#### Dataset excerpts
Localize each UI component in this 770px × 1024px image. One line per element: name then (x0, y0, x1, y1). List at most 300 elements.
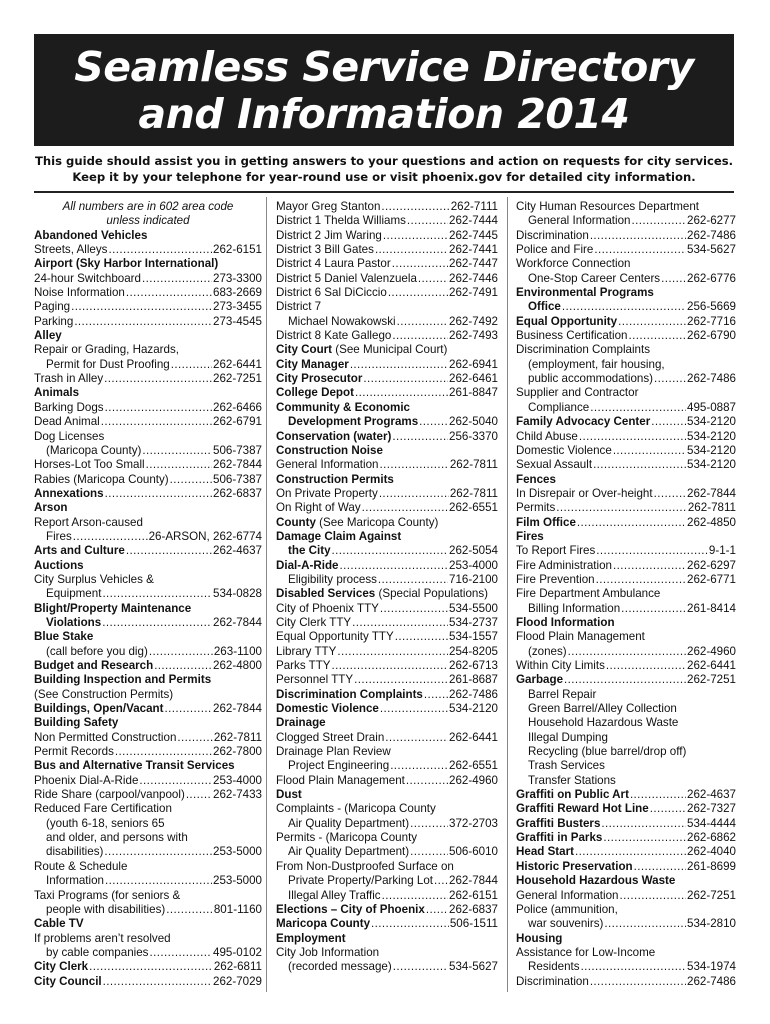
directory-entry (276, 960, 498, 974)
dot-leader (378, 573, 448, 587)
entry-label: Discrimination (516, 974, 589, 988)
dot-leader (410, 845, 448, 859)
phone-number: 262-7811 (687, 501, 736, 515)
dot-leader (568, 645, 686, 659)
directory-entry (516, 272, 736, 286)
phone-number: 534-2120 (687, 429, 736, 443)
phone-number: 534-1974 (687, 960, 736, 974)
phone-number: 262-6151 (449, 888, 498, 902)
entry-label: Arts and Culture (34, 544, 125, 558)
column-divider (266, 197, 267, 992)
entry-label: Conservation (water) (276, 429, 392, 443)
phone-number: 262-5040 (449, 415, 498, 429)
phone-number: 534-5500 (449, 601, 498, 615)
phone-number: 262-4637 (687, 788, 736, 802)
entry-label: Air Quality Department) (288, 845, 410, 859)
directory-entry (276, 774, 498, 788)
directory-entry (276, 358, 498, 372)
directory-entry (516, 817, 736, 831)
dot-leader (392, 257, 448, 271)
dot-leader (395, 630, 448, 644)
dot-leader (139, 774, 212, 788)
section-heading-note: (See Maricopa County) (315, 515, 439, 529)
directory-entry (276, 243, 498, 257)
entry-text: District 7 (276, 300, 322, 314)
entry-label: Historic Preservation (516, 859, 633, 873)
phone-number: 534-2120 (687, 443, 736, 457)
dot-leader (186, 788, 212, 802)
directory-entry (276, 544, 498, 558)
section-heading (276, 343, 498, 357)
entry-label: the City (288, 544, 331, 558)
entry-label: Film Office (516, 515, 576, 529)
phone-number: 253-5000 (213, 874, 262, 888)
entry-label: District 6 Sal DiCiccio (276, 286, 387, 300)
entry-label: Eligibility process (288, 572, 377, 586)
entry-label: Within City Limits (516, 659, 605, 672)
entry-label: Library TTY (276, 644, 337, 658)
directory-entry (276, 214, 498, 228)
entry-text: Transfer Stations (528, 773, 616, 787)
entry-text: Trash Services (528, 759, 605, 773)
dot-leader (164, 702, 212, 716)
directory-entry (516, 559, 736, 573)
dot-leader (631, 214, 686, 228)
phone-number: 262-4850 (687, 515, 736, 529)
dot-leader (564, 673, 686, 687)
phone-number: 262-6862 (687, 831, 736, 845)
section-heading: Household Hazardous Waste (516, 874, 676, 888)
phone-number: 262-7844 (213, 458, 262, 472)
dot-leader (392, 430, 448, 444)
entry-label: Trash in Alley (34, 372, 104, 386)
dot-leader (601, 817, 686, 831)
section-heading: Arson (34, 501, 68, 515)
dot-leader (390, 759, 448, 773)
directory-entry (276, 200, 498, 214)
phone-number: 261-8699 (687, 859, 736, 873)
dot-leader (337, 645, 448, 659)
entry-label: Budget and Research (34, 659, 154, 672)
phone-number: 262-7327 (687, 802, 736, 816)
dot-leader (142, 272, 212, 286)
directory-entry (276, 874, 498, 888)
phone-number: 26-ARSON, 262-6774 (148, 529, 262, 543)
directory-entry (34, 300, 262, 314)
directory-entry (34, 444, 262, 458)
entry-label: City Manager (276, 357, 349, 371)
phone-number: 534-2810 (687, 917, 736, 931)
phone-number: 262-6790 (687, 329, 736, 343)
phone-number: 262-6297 (687, 558, 736, 572)
entry-label: Permit for Dust Proofing (46, 357, 170, 371)
entry-label: Fires (46, 529, 72, 543)
entry-text: Permits - (Maricopa County (276, 831, 418, 845)
entry-label: Paging (34, 300, 71, 314)
phone-number: 262-7800 (213, 745, 262, 759)
dot-leader (105, 401, 212, 415)
phone-number: 262-6713 (449, 659, 498, 672)
entry-label: Fire Administration (516, 558, 613, 572)
entry-label: Flood Plain Management (276, 773, 405, 787)
directory-entry (516, 243, 736, 257)
entry-text: Recycling (blue barrel/drop off) (528, 745, 687, 759)
directory-entry (276, 315, 498, 329)
phone-number: 262-6811 (213, 960, 262, 974)
directory-entry (34, 544, 262, 558)
section-heading: Dust (276, 788, 302, 802)
dot-leader (634, 860, 686, 874)
dot-leader (596, 573, 686, 587)
dot-leader (170, 473, 212, 487)
directory-entry (34, 702, 262, 716)
dot-leader (556, 501, 687, 515)
directory-entry (516, 458, 736, 472)
dot-leader (650, 802, 686, 816)
section-heading: Bus and Alternative Transit Services (34, 759, 235, 773)
dot-leader (392, 329, 448, 343)
dot-leader (562, 300, 686, 314)
phone-number: 534-0828 (213, 587, 262, 601)
dot-leader (149, 645, 213, 659)
phone-number: 254-8205 (449, 644, 498, 658)
phone-number: 253-5000 (213, 845, 262, 859)
section-heading: Drainage (276, 716, 326, 730)
entry-text: (employment, fair housing, (528, 357, 665, 371)
directory-entry (276, 372, 498, 386)
directory-entry (34, 903, 262, 917)
entry-label: Dial-A-Ride (276, 558, 339, 572)
phone-number: 256-3370 (449, 429, 498, 443)
section-heading-note: (Special Populations) (375, 587, 489, 601)
entry-label: (call before you dig) (46, 644, 148, 658)
column-divider (507, 197, 508, 992)
section-heading: Housing (516, 931, 563, 945)
section-heading: Community & Economic (276, 400, 410, 414)
dot-leader (102, 616, 212, 630)
section-heading: Auctions (34, 558, 84, 572)
entry-text: (youth 6-18, seniors 65 (46, 816, 165, 830)
entry-label: Garbage (516, 673, 564, 687)
dot-leader (177, 731, 212, 745)
dot-leader (362, 501, 448, 515)
phone-number: 262-6776 (687, 271, 736, 285)
dot-leader (590, 975, 686, 989)
directory-entry (276, 329, 498, 343)
phone-number: 534-5627 (449, 960, 498, 974)
directory-entry (516, 315, 736, 329)
entry-label: Equipment (46, 587, 102, 601)
entry-label: Illegal Alley Traffic (288, 888, 381, 902)
entry-label: by cable companies (46, 945, 149, 959)
directory-entry (516, 430, 736, 444)
directory-entry (516, 300, 736, 314)
directory-entry (34, 960, 262, 974)
phone-number: 9-1-1 (708, 544, 736, 558)
phone-number: 256-5669 (687, 300, 736, 314)
phone-number: 262-7491 (449, 286, 498, 300)
phone-number: 273-4545 (213, 314, 262, 328)
section-heading: Abandoned Vehicles (34, 228, 148, 242)
section-heading: Cable TV (34, 917, 84, 931)
dot-leader (382, 889, 448, 903)
entry-text: Dog Licenses (34, 429, 105, 443)
directory-entry (516, 960, 736, 974)
dot-leader (593, 458, 686, 472)
section-heading: Environmental Programs (516, 286, 654, 300)
phone-number: 273-3455 (213, 300, 262, 314)
dot-leader (363, 372, 448, 386)
section-heading-note: (See Municipal Court) (332, 343, 448, 357)
entry-label: To Report Fires (516, 544, 596, 558)
entry-label: Compliance (528, 400, 590, 414)
entry-text: Supplier and Contractor (516, 386, 639, 400)
section-heading: Fences (516, 472, 556, 486)
dot-leader (350, 358, 448, 372)
phone-number: 262-7492 (449, 314, 498, 328)
directory-entry (34, 401, 262, 415)
dot-leader (604, 917, 686, 931)
dot-leader (385, 731, 448, 745)
dot-leader (142, 444, 212, 458)
dot-leader (613, 444, 686, 458)
phone-number: 262-7029 (213, 974, 262, 988)
entry-label: In Disrepair or Over-height (516, 486, 653, 500)
entry-label: District 8 Kate Gallego (276, 329, 392, 343)
directory-entry (276, 731, 498, 745)
phone-number: 262-6837 (213, 486, 262, 500)
dot-leader (115, 745, 212, 759)
directory-entry (34, 458, 262, 472)
directory-entry (516, 602, 736, 616)
dot-leader (375, 243, 448, 257)
phone-number: 716-2100 (449, 572, 498, 586)
entry-label: Clogged Street Drain (276, 730, 385, 744)
phone-number: 262-7844 (449, 874, 498, 888)
phone-number: 262-6461 (449, 372, 498, 386)
directory-entry (34, 415, 262, 429)
phone-number: 262-4637 (213, 544, 262, 558)
directory-entry (276, 559, 498, 573)
phone-number: 262-6441 (213, 357, 262, 371)
entry-label: Family Advocacy Center (516, 415, 651, 429)
entry-label: Permit Records (34, 745, 114, 759)
entry-label: Personnel TTY (276, 673, 354, 687)
entry-text: Flood Plain Management (516, 630, 645, 644)
entry-label: Domestic Violence (276, 702, 379, 716)
entry-label: Sexual Assault (516, 458, 593, 472)
entry-label: Phoenix Dial-A-Ride (34, 773, 139, 787)
phone-number: 262-6277 (687, 214, 736, 228)
dot-leader (603, 831, 686, 845)
dot-leader (621, 602, 686, 616)
entry-text: and older, and persons with (46, 831, 188, 845)
phone-number: 262-7447 (449, 257, 498, 271)
directory-entry (276, 602, 498, 616)
entry-label: Parking (34, 314, 74, 328)
dot-leader (619, 889, 686, 903)
directory-entry (276, 889, 498, 903)
entry-label: Discrimination (516, 228, 589, 242)
directory-entry (34, 272, 262, 286)
entry-label: Residents (528, 960, 580, 974)
area-code-note (34, 200, 262, 229)
phone-number: 262-6441 (687, 659, 736, 672)
entry-label: District 3 Bill Gates (276, 243, 374, 257)
entry-label: Barking Dogs (34, 400, 104, 414)
directory-entry (276, 458, 498, 472)
phone-number: 262-7446 (449, 271, 498, 285)
entry-label: Air Quality Department) (288, 816, 410, 830)
entry-label: District 1 Thelda Williams (276, 214, 406, 228)
entry-text: Report Arson-caused (34, 515, 143, 529)
entry-text: Drainage Plan Review (276, 745, 391, 759)
directory-entry (34, 645, 262, 659)
dot-leader (581, 960, 686, 974)
phone-number: 495-0102 (213, 945, 262, 959)
entry-label: College Depot (276, 386, 354, 400)
phone-number: 262-7844 (213, 615, 262, 629)
entry-label: Elections – City of Phoenix (276, 902, 425, 916)
directory-entry (516, 845, 736, 859)
dot-leader (434, 874, 448, 888)
phone-number: 506-7387 (213, 443, 262, 457)
dot-leader (661, 272, 686, 286)
entry-text: (See Construction Permits) (34, 687, 174, 701)
entry-label: Permits (516, 501, 556, 515)
dot-leader (618, 315, 686, 329)
section-heading: Blue Stake (34, 630, 94, 644)
dot-leader (332, 659, 448, 673)
directory-column-3 (516, 200, 736, 989)
phone-number: 262-7486 (687, 974, 736, 988)
dot-leader (89, 960, 213, 974)
entry-label: Fire Prevention (516, 572, 595, 586)
directory-entry (34, 616, 262, 630)
page-title (34, 34, 734, 138)
phone-number: 262-6941 (449, 357, 498, 371)
dot-leader (126, 544, 212, 558)
entry-label: Rabies (Maricopa County) (34, 472, 169, 486)
dot-leader (354, 673, 448, 687)
phone-number: 262-7444 (449, 214, 498, 228)
directory-entry (516, 229, 736, 243)
entry-label: District 4 Laura Pastor (276, 257, 391, 271)
entry-label: General Information (528, 214, 631, 228)
phone-number: 262-7811 (449, 458, 498, 472)
directory-entry (516, 788, 736, 802)
phone-number: 506-1511 (449, 917, 498, 931)
section-heading: Employment (276, 931, 346, 945)
dot-leader (380, 602, 448, 616)
dot-leader (590, 229, 686, 243)
phone-number: 262-7251 (687, 888, 736, 902)
section-heading (276, 587, 498, 601)
entry-label: Private Property/Parking Lot (288, 874, 433, 888)
directory-entry (34, 587, 262, 601)
directory-entry (516, 214, 736, 228)
directory-entry (276, 917, 498, 931)
phone-number: 534-2120 (687, 458, 736, 472)
entry-text: Police (ammunition, (516, 902, 618, 916)
entry-label: Annexations (34, 486, 104, 500)
dot-leader (594, 243, 686, 257)
section-heading: Damage Claim Against (276, 529, 402, 543)
area-code-note-line-2: unless indicated (106, 214, 190, 228)
phone-number: 262-5054 (449, 544, 498, 558)
directory-entry (516, 860, 736, 874)
directory-entry (34, 473, 262, 487)
phone-number: 495-0887 (687, 400, 736, 414)
entry-label: Billing Information (528, 601, 621, 615)
phone-number: 262-7441 (449, 243, 498, 257)
directory-entry (516, 501, 736, 515)
phone-number: 534-2737 (449, 615, 498, 629)
phone-number: 372-2703 (449, 816, 498, 830)
intro-line-1: This guide should assist you in getting answers to your questions and action on requests for city services. (34, 154, 734, 168)
phone-number: 534-2120 (687, 415, 736, 429)
entry-label: Graffiti Busters (516, 816, 601, 830)
entry-label: Discrimination Complaints (276, 687, 423, 701)
dot-leader (630, 788, 686, 802)
phone-number: 534-4444 (687, 816, 736, 830)
phone-number: 262-4800 (213, 659, 262, 672)
directory-entry (34, 358, 262, 372)
entry-text: Taxi Programs (for seniors & (34, 888, 181, 902)
title-line-2: and Information 2014 (138, 90, 630, 138)
section-heading-label: City Court (276, 343, 333, 357)
directory-entry (516, 401, 736, 415)
entry-text: From Non-Dustproofed Surface on (276, 859, 454, 873)
entry-text: City Surplus Vehicles & (34, 572, 154, 586)
directory-column-1 (34, 200, 262, 989)
dot-leader (105, 874, 212, 888)
directory-entry (276, 845, 498, 859)
dot-leader (628, 329, 686, 343)
entry-label: Domestic Violence (516, 443, 612, 457)
phone-number: 801-1160 (213, 902, 262, 916)
dot-leader (339, 559, 448, 573)
phone-number: 261-8847 (449, 386, 498, 400)
entry-text: Assistance for Low-Income (516, 945, 656, 959)
directory-entry (276, 817, 498, 831)
phone-number: 262-6466 (213, 400, 262, 414)
phone-number: 262-7111 (450, 200, 498, 213)
dot-leader (149, 946, 212, 960)
entry-label: Dead Animal (34, 415, 100, 429)
dot-leader (371, 917, 449, 931)
phone-number: 262-7433 (213, 788, 262, 802)
phone-number: 253-4000 (449, 558, 498, 572)
entry-label: Streets, Alleys (34, 243, 108, 257)
dot-leader (613, 559, 686, 573)
entry-text: Discrimination Complaints (516, 343, 651, 357)
phone-number: 262-6551 (449, 501, 498, 515)
phone-number: 273-3300 (213, 271, 262, 285)
directory-entry (276, 673, 498, 687)
section-heading: Alley (34, 329, 62, 343)
directory-column-2 (276, 200, 498, 975)
entry-label: On Right of Way (276, 501, 361, 515)
entry-label: Buildings, Open/Vacant (34, 702, 164, 716)
entry-label: (zones) (528, 644, 567, 658)
dot-leader (355, 386, 448, 400)
entry-text: Reduced Fare Certification (34, 802, 172, 816)
dot-leader (108, 243, 212, 257)
directory-entry (276, 688, 498, 702)
dot-leader (379, 487, 449, 501)
dot-leader (379, 458, 448, 472)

#### Stated goal
Please lay out as a JSON list of strings the lines from the line with "directory-entry (276, 960, 498, 974)" up to and including the line with "phone-number: 534-5500 (449, 601, 498, 615)", one string per line, leaving out blank lines.

#### Exercise output
[
  "directory-entry (276, 960, 498, 974)",
  "dot-leader (378, 573, 448, 587)",
  "entry-label: Discrimination (516, 974, 589, 988)",
  "dot-leader (410, 845, 448, 859)",
  "phone-number: 262-7811 (687, 501, 736, 515)",
  "dot-leader (568, 645, 686, 659)",
  "directory-entry (516, 272, 736, 286)",
  "phone-number: 534-2120 (687, 429, 736, 443)",
  "phone-number: 534-1974 (687, 960, 736, 974)",
  "phone-number: 262-6151 (449, 888, 498, 902)",
  "entry-label: Arts and Culture (34, 544, 125, 558)",
  "column-divider (266, 197, 267, 992)",
  "entry-label: Conservation (water) (276, 429, 392, 443)",
  "phone-number: 262-5040 (449, 415, 498, 429)",
  "phone-number: 534-5500 (449, 601, 498, 615)"
]